[Collected data entries]
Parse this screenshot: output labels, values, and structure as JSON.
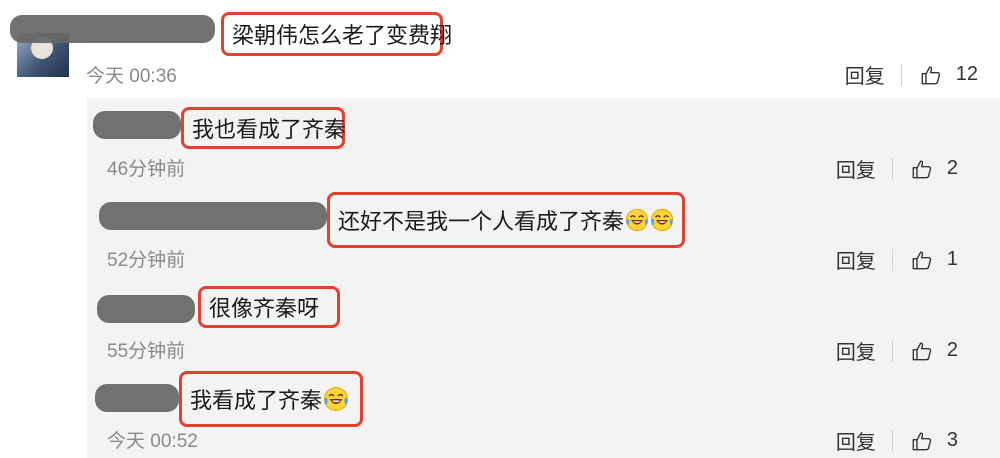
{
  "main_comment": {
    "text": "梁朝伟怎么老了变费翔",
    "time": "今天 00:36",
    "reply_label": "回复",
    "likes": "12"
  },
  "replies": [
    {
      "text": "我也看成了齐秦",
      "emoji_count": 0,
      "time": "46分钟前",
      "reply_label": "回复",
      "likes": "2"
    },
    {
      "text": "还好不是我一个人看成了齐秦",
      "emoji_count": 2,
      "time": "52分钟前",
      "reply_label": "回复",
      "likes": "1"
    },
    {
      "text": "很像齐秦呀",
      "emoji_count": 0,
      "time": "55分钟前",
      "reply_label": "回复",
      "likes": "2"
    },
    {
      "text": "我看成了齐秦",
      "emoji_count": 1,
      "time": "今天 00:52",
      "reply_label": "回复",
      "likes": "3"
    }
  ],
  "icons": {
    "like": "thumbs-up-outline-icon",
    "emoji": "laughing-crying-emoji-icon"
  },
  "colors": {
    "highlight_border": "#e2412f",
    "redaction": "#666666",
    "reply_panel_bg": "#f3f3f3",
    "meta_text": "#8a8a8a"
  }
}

* * *

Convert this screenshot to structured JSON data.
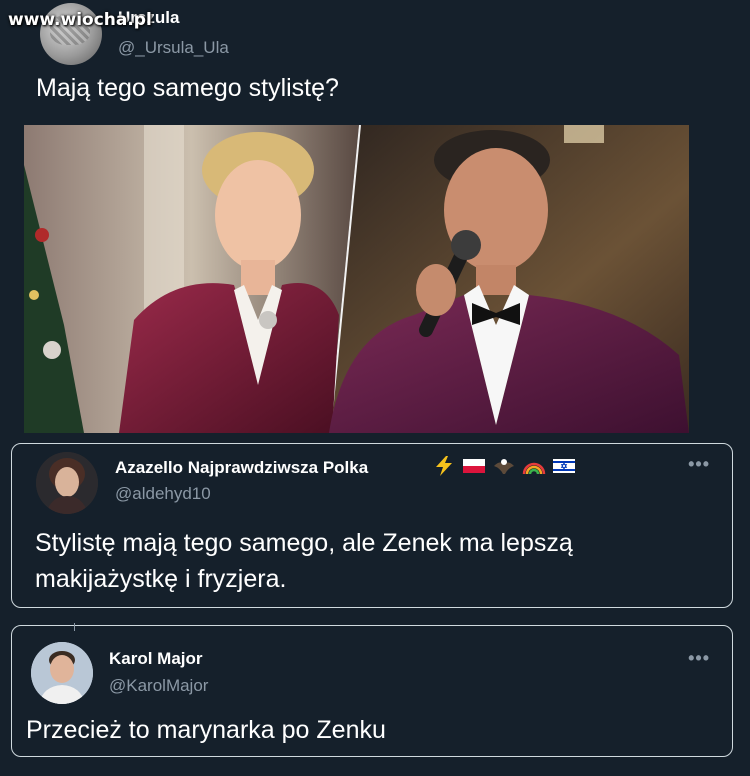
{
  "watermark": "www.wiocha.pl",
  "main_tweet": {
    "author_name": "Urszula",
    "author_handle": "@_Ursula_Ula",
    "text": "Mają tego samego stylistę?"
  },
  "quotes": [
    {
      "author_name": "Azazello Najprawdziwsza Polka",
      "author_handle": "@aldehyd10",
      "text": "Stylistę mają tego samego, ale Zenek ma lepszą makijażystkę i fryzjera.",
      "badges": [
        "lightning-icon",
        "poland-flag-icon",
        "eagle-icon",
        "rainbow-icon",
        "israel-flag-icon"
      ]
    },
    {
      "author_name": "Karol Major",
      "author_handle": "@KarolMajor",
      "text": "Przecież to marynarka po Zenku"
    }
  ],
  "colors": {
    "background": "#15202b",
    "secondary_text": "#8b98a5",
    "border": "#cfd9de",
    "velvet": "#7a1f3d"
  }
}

---

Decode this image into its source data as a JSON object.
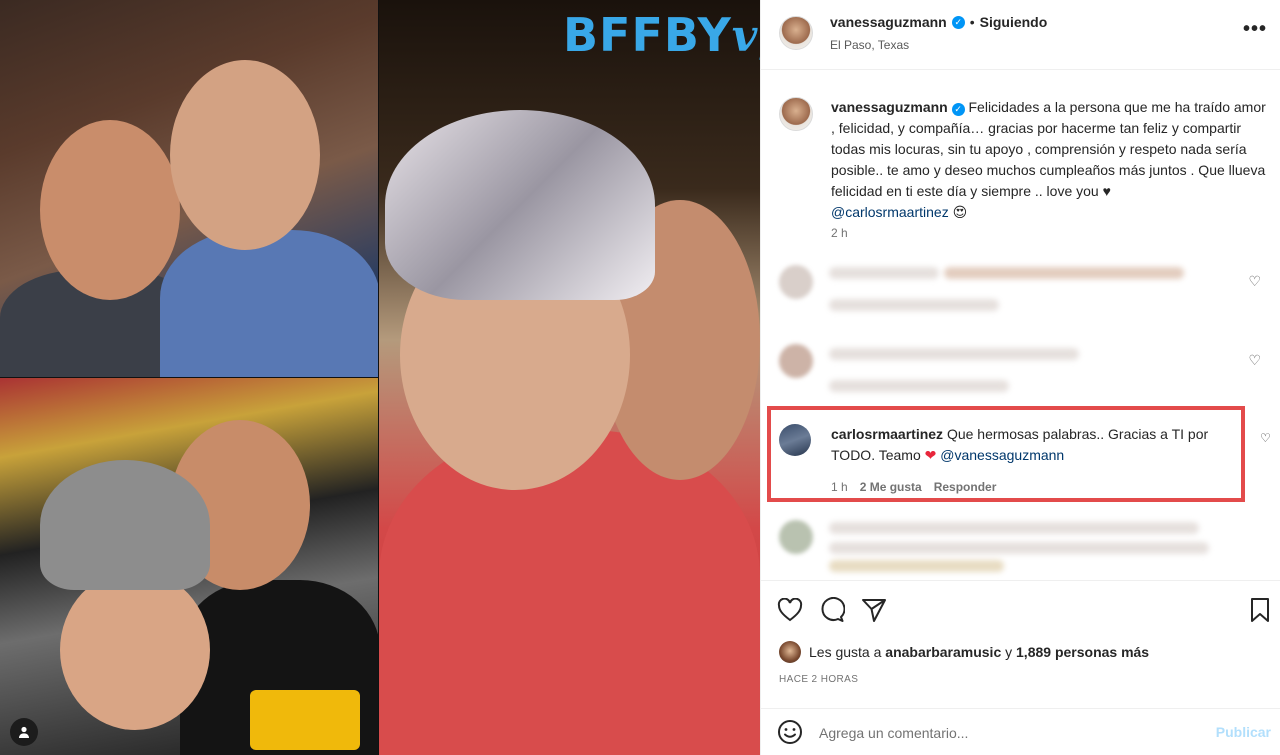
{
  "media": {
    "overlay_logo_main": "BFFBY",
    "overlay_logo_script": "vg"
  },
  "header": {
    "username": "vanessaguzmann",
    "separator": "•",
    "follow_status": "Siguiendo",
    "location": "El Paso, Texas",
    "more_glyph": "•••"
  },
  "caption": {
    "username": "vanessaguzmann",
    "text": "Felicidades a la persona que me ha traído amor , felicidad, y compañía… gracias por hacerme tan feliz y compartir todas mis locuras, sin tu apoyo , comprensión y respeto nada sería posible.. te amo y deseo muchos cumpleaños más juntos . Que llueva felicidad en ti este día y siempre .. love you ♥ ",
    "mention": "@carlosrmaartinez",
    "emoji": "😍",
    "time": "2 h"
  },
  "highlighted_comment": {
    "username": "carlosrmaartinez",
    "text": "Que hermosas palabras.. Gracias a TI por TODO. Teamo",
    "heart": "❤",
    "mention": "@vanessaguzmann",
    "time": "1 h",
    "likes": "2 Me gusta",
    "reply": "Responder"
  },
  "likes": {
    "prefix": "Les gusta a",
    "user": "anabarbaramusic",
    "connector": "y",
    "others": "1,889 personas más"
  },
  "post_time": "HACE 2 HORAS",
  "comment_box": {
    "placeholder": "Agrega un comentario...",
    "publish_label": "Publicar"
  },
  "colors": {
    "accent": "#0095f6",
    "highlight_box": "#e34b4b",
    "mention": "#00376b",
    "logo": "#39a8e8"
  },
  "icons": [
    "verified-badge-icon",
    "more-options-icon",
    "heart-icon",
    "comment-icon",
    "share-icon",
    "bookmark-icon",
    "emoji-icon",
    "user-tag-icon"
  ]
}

EXERCISE PROMPT: Where a line in the material above holds "tego", copy that line.

TASK OUTPUT:
    "text": "Mają tego samego stylistę?"
      "text": "Stylistę mają tego samego, ale Zenek ma lepszą makijażystkę i fryzjera.",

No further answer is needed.